- SOURCE DATA
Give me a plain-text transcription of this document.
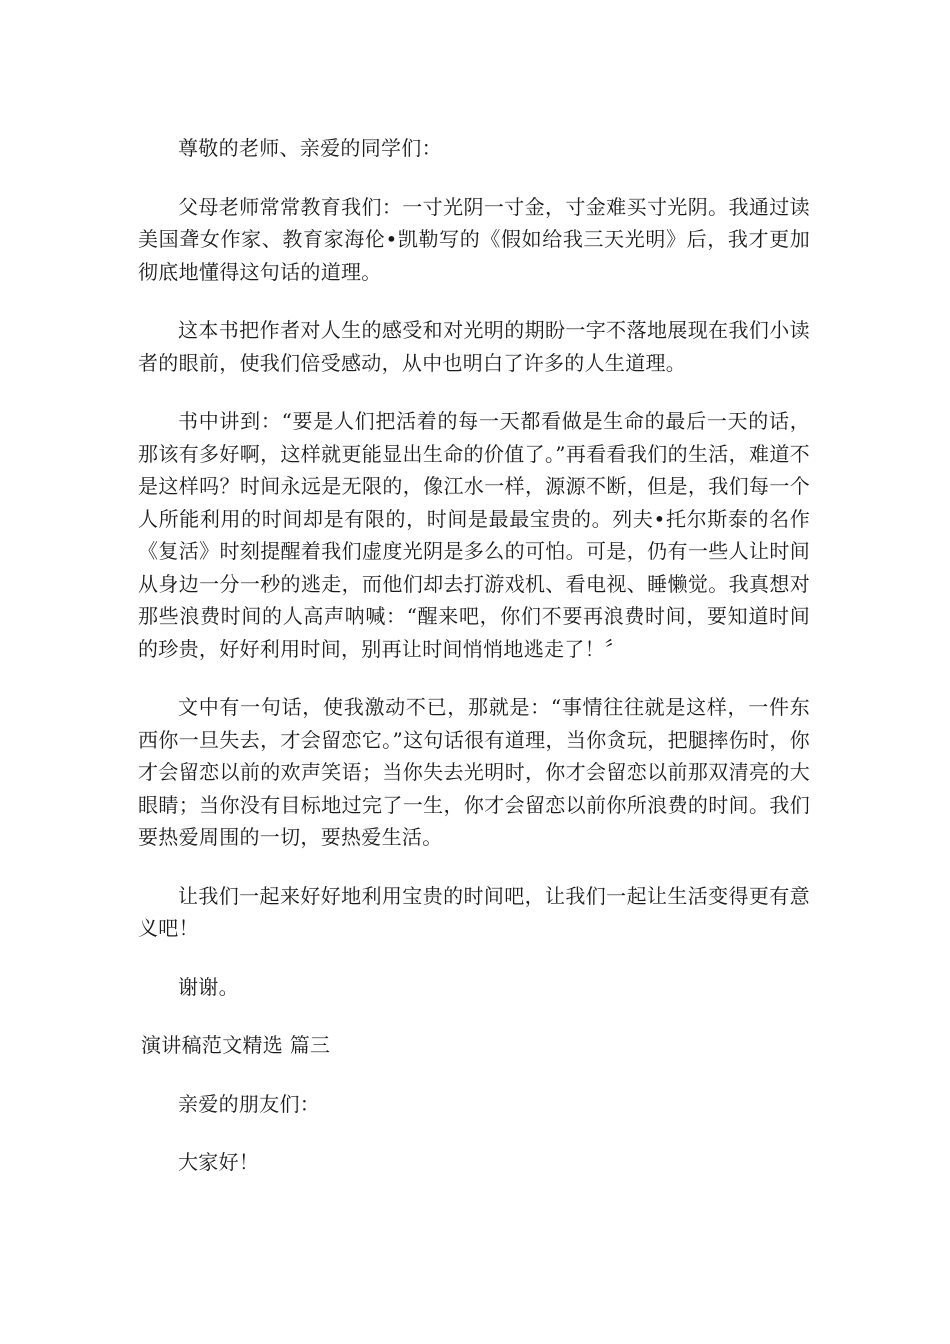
尊敬的老师、亲爱的同学们：

父母老师常常教育我们：一寸光阴一寸金，寸金难买寸光阴。我通过读美国聋女作家、教育家海伦•凯勒写的《假如给我三天光明》后，我才更加彻底地懂得这句话的道理。

这本书把作者对人生的感受和对光明的期盼一字不落地展现在我们小读者的眼前，使我们倍受感动，从中也明白了许多的人生道理。

书中讲到：“要是人们把活着的每一天都看做是生命的最后一天的话，那该有多好啊，这样就更能显出生命的价值了。”再看看我们的生活，难道不是这样吗？时间永远是无限的，像江水一样，源源不断，但是，我们每一个人所能利用的时间却是有限的，时间是最最宝贵的。列夫•托尔斯泰的名作《复活》时刻提醒着我们虚度光阴是多么的可怕。可是，仍有一些人让时间从身边一分一秒的逃走，而他们却去打游戏机、看电视、睡懒觉。我真想对那些浪费时间的人高声呐喊：“醒来吧，你们不要再浪费时间，要知道时间的珍贵，好好利用时间，别再让时间悄悄地逃走了！〞

文中有一句话，使我激动不已，那就是：“事情往往就是这样，一件东西你一旦失去，才会留恋它。”这句话很有道理，当你贪玩，把腿摔伤时，你才会留恋以前的欢声笑语；当你失去光明时，你才会留恋以前那双清亮的大眼睛；当你没有目标地过完了一生，你才会留恋以前你所浪费的时间。我们要热爱周围的一切，要热爱生活。

让我们一起来好好地利用宝贵的时间吧，让我们一起让生活变得更有意义吧！

谢谢。

演讲稿范文精选 篇三

亲爱的朋友们：

大家好！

- SHORT TASK
Leave images out of the retyped records; keep all else exact.

- REPLY
Give me a plain-text transcription of this document.
尊敬的老师、亲爱的同学们：

父母老师常常教育我们：一寸光阴一寸金，寸金难买寸光阴。我通过读美国聋女作家、教育家海伦•凯勒写的《假如给我三天光明》后，我才更加彻底地懂得这句话的道理。

这本书把作者对人生的感受和对光明的期盼一字不落地展现在我们小读者的眼前，使我们倍受感动，从中也明白了许多的人生道理。

书中讲到：“要是人们把活着的每一天都看做是生命的最后一天的话，那该有多好啊，这样就更能显出生命的价值了。”再看看我们的生活，难道不是这样吗？时间永远是无限的，像江水一样，源源不断，但是，我们每一个人所能利用的时间却是有限的，时间是最最宝贵的。列夫•托尔斯泰的名作《复活》时刻提醒着我们虚度光阴是多么的可怕。可是，仍有一些人让时间从身边一分一秒的逃走，而他们却去打游戏机、看电视、睡懒觉。我真想对那些浪费时间的人高声呐喊：“醒来吧，你们不要再浪费时间，要知道时间的珍贵，好好利用时间，别再让时间悄悄地逃走了！〞

文中有一句话，使我激动不已，那就是：“事情往往就是这样，一件东西你一旦失去，才会留恋它。”这句话很有道理，当你贪玩，把腿摔伤时，你才会留恋以前的欢声笑语；当你失去光明时，你才会留恋以前那双清亮的大眼睛；当你没有目标地过完了一生，你才会留恋以前你所浪费的时间。我们要热爱周围的一切，要热爱生活。

让我们一起来好好地利用宝贵的时间吧，让我们一起让生活变得更有意义吧！

谢谢。

演讲稿范文精选 篇三

亲爱的朋友们：

大家好！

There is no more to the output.